Quote all of the data exactly as given. Skip every picture it contains.
** Begin Provided records **
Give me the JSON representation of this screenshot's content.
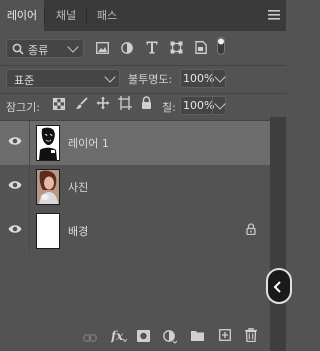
{
  "tabs": [
    {
      "label": "레이어"
    },
    {
      "label": "채널"
    },
    {
      "label": "패스"
    }
  ],
  "filter": {
    "kind_label": "종류",
    "icons": [
      "image-filter-icon",
      "adjustment-filter-icon",
      "type-filter-icon",
      "shape-filter-icon",
      "smart-object-filter-icon",
      "filter-toggle-icon"
    ]
  },
  "blend": {
    "mode": "표준",
    "opacity_label": "불투명도:",
    "opacity_value": "100%"
  },
  "lock": {
    "label": "잠그기:",
    "fill_label": "칠:",
    "fill_value": "100%",
    "icons": [
      "lock-transparent-pixels-icon",
      "lock-image-pixels-icon",
      "lock-position-icon",
      "lock-artboard-icon",
      "lock-all-icon"
    ]
  },
  "layers": [
    {
      "name": "레이어 1",
      "selected": true,
      "visible": true
    },
    {
      "name": "사진",
      "selected": false,
      "visible": true
    },
    {
      "name": "배경",
      "selected": false,
      "visible": true,
      "locked": true
    }
  ],
  "bottom_icons": [
    "link-layers-icon",
    "fx-icon",
    "add-mask-icon",
    "new-adjustment-layer-icon",
    "new-group-icon",
    "new-layer-icon",
    "delete-layer-icon"
  ],
  "colors": {
    "panel_bg": "#535353",
    "tabbar_bg": "#3a3a3a",
    "selected_layer_bg": "#6c6c6c"
  }
}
** End Provided records **
**Final answer:**
Give me the JSON representation of this screenshot's content.
{
  "tabs": [
    {
      "label": "레이어"
    },
    {
      "label": "채널"
    },
    {
      "label": "패스"
    }
  ],
  "filter": {
    "kind_label": "종류",
    "icons": [
      "image-filter-icon",
      "adjustment-filter-icon",
      "type-filter-icon",
      "shape-filter-icon",
      "smart-object-filter-icon",
      "filter-toggle-icon"
    ]
  },
  "blend": {
    "mode": "표준",
    "opacity_label": "불투명도:",
    "opacity_value": "100%"
  },
  "lock": {
    "label": "잠그기:",
    "fill_label": "칠:",
    "fill_value": "100%",
    "icons": [
      "lock-transparent-pixels-icon",
      "lock-image-pixels-icon",
      "lock-position-icon",
      "lock-artboard-icon",
      "lock-all-icon"
    ]
  },
  "layers": [
    {
      "name": "레이어 1",
      "selected": true,
      "visible": true
    },
    {
      "name": "사진",
      "selected": false,
      "visible": true
    },
    {
      "name": "배경",
      "selected": false,
      "visible": true,
      "locked": true
    }
  ],
  "bottom_icons": [
    "link-layers-icon",
    "fx-icon",
    "add-mask-icon",
    "new-adjustment-layer-icon",
    "new-group-icon",
    "new-layer-icon",
    "delete-layer-icon"
  ],
  "colors": {
    "panel_bg": "#535353",
    "tabbar_bg": "#3a3a3a",
    "selected_layer_bg": "#6c6c6c"
  }
}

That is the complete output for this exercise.